**GIVEN EXERCISE**
Each line in the entries below that holds the string "kockpit" is to be listed.

**WORKING DATA**
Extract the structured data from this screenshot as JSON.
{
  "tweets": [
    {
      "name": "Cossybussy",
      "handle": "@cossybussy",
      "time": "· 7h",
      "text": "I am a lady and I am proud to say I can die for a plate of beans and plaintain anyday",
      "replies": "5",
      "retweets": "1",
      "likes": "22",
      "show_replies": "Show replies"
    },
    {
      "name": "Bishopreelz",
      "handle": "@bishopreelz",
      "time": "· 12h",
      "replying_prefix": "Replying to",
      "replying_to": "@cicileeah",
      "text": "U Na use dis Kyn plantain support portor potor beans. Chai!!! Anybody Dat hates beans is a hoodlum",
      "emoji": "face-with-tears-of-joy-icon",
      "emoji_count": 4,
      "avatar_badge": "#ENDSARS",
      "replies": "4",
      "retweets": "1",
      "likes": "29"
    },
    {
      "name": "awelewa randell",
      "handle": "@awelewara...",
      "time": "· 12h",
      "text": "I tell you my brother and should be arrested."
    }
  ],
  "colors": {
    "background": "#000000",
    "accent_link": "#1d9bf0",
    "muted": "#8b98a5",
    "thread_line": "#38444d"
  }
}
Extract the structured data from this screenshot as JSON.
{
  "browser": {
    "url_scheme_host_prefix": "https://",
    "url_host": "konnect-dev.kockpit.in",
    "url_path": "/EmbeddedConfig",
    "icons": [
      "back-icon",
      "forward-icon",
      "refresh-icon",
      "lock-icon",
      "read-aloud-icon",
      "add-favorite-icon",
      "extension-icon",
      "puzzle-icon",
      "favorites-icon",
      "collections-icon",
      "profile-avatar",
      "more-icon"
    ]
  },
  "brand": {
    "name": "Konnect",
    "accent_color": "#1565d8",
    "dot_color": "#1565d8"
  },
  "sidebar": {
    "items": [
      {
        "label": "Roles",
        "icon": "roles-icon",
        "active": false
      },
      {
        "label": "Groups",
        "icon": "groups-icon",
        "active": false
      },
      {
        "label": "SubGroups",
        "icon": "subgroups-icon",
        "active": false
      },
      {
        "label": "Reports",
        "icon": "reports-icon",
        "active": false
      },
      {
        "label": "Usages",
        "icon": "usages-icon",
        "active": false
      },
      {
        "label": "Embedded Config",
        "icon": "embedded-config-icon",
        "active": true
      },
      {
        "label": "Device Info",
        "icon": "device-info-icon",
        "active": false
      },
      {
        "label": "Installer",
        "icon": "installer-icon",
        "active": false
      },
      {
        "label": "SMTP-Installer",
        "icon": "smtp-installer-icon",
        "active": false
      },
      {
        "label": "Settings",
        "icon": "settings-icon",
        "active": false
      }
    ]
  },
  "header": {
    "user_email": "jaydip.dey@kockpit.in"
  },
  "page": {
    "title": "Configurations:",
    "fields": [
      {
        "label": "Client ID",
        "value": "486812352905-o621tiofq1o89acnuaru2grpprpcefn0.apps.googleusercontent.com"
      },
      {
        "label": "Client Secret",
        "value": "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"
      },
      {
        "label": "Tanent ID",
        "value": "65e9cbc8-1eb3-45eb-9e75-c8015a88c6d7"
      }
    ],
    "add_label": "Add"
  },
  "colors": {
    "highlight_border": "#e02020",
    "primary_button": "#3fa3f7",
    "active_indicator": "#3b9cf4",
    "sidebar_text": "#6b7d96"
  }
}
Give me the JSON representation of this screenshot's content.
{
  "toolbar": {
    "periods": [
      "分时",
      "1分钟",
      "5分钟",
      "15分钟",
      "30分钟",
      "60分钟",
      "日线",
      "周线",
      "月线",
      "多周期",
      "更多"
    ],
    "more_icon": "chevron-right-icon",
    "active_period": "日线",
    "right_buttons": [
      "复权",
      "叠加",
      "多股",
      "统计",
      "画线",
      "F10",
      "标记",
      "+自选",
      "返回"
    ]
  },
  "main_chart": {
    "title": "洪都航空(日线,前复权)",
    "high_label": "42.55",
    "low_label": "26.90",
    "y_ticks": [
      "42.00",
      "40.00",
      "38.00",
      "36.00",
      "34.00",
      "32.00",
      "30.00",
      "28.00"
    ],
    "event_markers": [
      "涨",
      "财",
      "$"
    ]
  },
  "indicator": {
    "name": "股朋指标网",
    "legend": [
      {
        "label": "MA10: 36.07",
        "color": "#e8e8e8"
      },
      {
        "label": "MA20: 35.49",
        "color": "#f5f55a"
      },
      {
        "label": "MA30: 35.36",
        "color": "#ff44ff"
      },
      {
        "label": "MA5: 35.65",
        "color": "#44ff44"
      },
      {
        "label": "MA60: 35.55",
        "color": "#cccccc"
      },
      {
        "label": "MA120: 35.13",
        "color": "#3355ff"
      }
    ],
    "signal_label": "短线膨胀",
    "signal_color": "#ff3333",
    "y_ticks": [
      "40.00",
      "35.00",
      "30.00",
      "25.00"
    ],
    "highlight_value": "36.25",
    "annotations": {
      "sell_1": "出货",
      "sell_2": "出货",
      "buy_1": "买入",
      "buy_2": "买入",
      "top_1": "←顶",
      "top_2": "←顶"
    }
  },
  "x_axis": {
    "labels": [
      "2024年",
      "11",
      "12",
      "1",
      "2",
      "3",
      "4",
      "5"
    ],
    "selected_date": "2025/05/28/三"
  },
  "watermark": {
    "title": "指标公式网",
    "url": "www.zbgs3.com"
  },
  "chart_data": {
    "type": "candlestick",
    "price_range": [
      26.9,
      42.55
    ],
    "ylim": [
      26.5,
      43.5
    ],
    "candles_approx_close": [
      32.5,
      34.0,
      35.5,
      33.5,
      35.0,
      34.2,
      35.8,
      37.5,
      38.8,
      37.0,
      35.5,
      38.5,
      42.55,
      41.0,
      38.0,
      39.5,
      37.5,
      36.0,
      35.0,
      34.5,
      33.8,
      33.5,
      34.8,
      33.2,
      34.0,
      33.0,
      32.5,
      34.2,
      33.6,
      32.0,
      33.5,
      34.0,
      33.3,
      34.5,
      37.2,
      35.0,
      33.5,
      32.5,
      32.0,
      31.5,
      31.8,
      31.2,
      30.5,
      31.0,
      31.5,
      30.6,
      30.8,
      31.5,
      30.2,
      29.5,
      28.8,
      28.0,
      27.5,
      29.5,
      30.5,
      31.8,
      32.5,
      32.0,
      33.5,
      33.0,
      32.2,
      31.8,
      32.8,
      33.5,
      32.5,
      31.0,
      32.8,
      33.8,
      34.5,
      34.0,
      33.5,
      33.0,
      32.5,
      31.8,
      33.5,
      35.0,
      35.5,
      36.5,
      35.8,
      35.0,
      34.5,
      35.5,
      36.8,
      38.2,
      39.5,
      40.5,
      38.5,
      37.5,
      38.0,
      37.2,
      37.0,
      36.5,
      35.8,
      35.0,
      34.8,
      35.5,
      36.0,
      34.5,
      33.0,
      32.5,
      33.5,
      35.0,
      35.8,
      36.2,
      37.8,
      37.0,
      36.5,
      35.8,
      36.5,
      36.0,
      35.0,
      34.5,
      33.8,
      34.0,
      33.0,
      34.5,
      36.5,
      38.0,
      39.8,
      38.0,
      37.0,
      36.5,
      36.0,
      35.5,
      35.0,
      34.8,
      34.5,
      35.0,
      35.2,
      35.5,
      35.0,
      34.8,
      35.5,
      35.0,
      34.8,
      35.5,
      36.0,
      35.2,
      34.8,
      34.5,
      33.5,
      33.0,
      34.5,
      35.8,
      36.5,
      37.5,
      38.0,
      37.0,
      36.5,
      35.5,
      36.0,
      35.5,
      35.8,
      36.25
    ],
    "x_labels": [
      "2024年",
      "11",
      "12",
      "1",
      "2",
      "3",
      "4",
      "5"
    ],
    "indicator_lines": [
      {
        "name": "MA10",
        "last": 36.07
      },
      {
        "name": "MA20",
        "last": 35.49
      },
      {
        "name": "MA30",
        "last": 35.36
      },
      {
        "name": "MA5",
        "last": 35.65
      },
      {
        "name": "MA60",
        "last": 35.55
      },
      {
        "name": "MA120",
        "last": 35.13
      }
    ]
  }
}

**THE COMPLETED TASK**
    "url_host": "konnect-dev.kockpit.in",
    "user_email": "jaydip.dey@kockpit.in"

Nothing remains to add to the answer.